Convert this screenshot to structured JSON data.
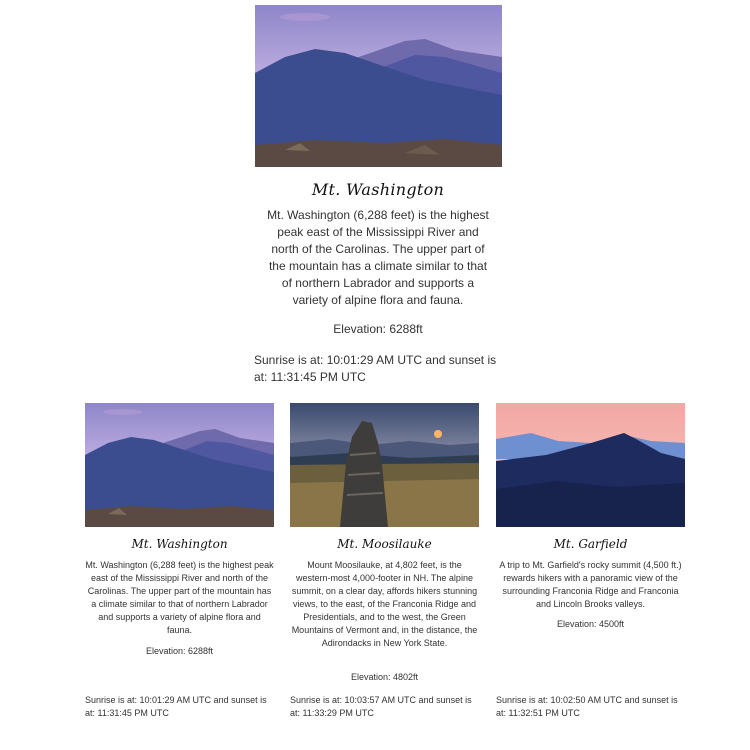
{
  "featured": {
    "image": "mt-washington-photo",
    "title": "Mt. Washington",
    "description": "Mt. Washington (6,288 feet) is the highest peak east of the Mississippi River and north of the Carolinas. The upper part of the mountain has a climate similar to that of northern Labrador and supports a variety of alpine flora and fauna.",
    "elevation": "Elevation: 6288ft",
    "sun": "Sunrise is at: 10:01:29 AM UTC and sunset is at: 11:31:45 PM UTC"
  },
  "cards": [
    {
      "image": "mt-washington-photo",
      "title": "Mt. Washington",
      "description": "Mt. Washington (6,288 feet) is the highest peak east of the Mississippi River and north of the Carolinas. The upper part of the mountain has a climate similar to that of northern Labrador and supports a variety of alpine flora and fauna.",
      "elevation": "Elevation: 6288ft",
      "sun": "Sunrise is at: 10:01:29 AM UTC and sunset is at: 11:31:45 PM UTC"
    },
    {
      "image": "mt-moosilauke-photo",
      "title": "Mt. Moosilauke",
      "description": "Mount Moosilauke, at 4,802 feet, is the western-most 4,000-footer in NH. The alpine summit, on a clear day, affords hikers stunning views, to the east, of the Franconia Ridge and Presidentials, and to the west, the Green Mountains of Vermont and, in the distance, the Adirondacks in New York State.",
      "elevation": "Elevation: 4802ft",
      "sun": "Sunrise is at: 10:03:57 AM UTC and sunset is at: 11:33:29 PM UTC"
    },
    {
      "image": "mt-garfield-photo",
      "title": "Mt. Garfield",
      "description": "A trip to Mt. Garfield's rocky summit (4,500 ft.) rewards hikers with a panoramic view of the surrounding Franconia Ridge and Franconia and Lincoln Brooks valleys.",
      "elevation": "Elevation: 4500ft",
      "sun": "Sunrise is at: 10:02:50 AM UTC and sunset is at: 11:32:51 PM UTC"
    }
  ]
}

Written instruction –
Print the whole listing above once more, word for word, without its pictures.

Written solution –
Convert this screenshot to structured JSON data.
{
  "featured": {
    "image": "mt-washington-photo",
    "title": "Mt. Washington",
    "description": "Mt. Washington (6,288 feet) is the highest peak east of the Mississippi River and north of the Carolinas. The upper part of the mountain has a climate similar to that of northern Labrador and supports a variety of alpine flora and fauna.",
    "elevation": "Elevation: 6288ft",
    "sun": "Sunrise is at: 10:01:29 AM UTC and sunset is at: 11:31:45 PM UTC"
  },
  "cards": [
    {
      "image": "mt-washington-photo",
      "title": "Mt. Washington",
      "description": "Mt. Washington (6,288 feet) is the highest peak east of the Mississippi River and north of the Carolinas. The upper part of the mountain has a climate similar to that of northern Labrador and supports a variety of alpine flora and fauna.",
      "elevation": "Elevation: 6288ft",
      "sun": "Sunrise is at: 10:01:29 AM UTC and sunset is at: 11:31:45 PM UTC"
    },
    {
      "image": "mt-moosilauke-photo",
      "title": "Mt. Moosilauke",
      "description": "Mount Moosilauke, at 4,802 feet, is the western-most 4,000-footer in NH. The alpine summit, on a clear day, affords hikers stunning views, to the east, of the Franconia Ridge and Presidentials, and to the west, the Green Mountains of Vermont and, in the distance, the Adirondacks in New York State.",
      "elevation": "Elevation: 4802ft",
      "sun": "Sunrise is at: 10:03:57 AM UTC and sunset is at: 11:33:29 PM UTC"
    },
    {
      "image": "mt-garfield-photo",
      "title": "Mt. Garfield",
      "description": "A trip to Mt. Garfield's rocky summit (4,500 ft.) rewards hikers with a panoramic view of the surrounding Franconia Ridge and Franconia and Lincoln Brooks valleys.",
      "elevation": "Elevation: 4500ft",
      "sun": "Sunrise is at: 10:02:50 AM UTC and sunset is at: 11:32:51 PM UTC"
    }
  ]
}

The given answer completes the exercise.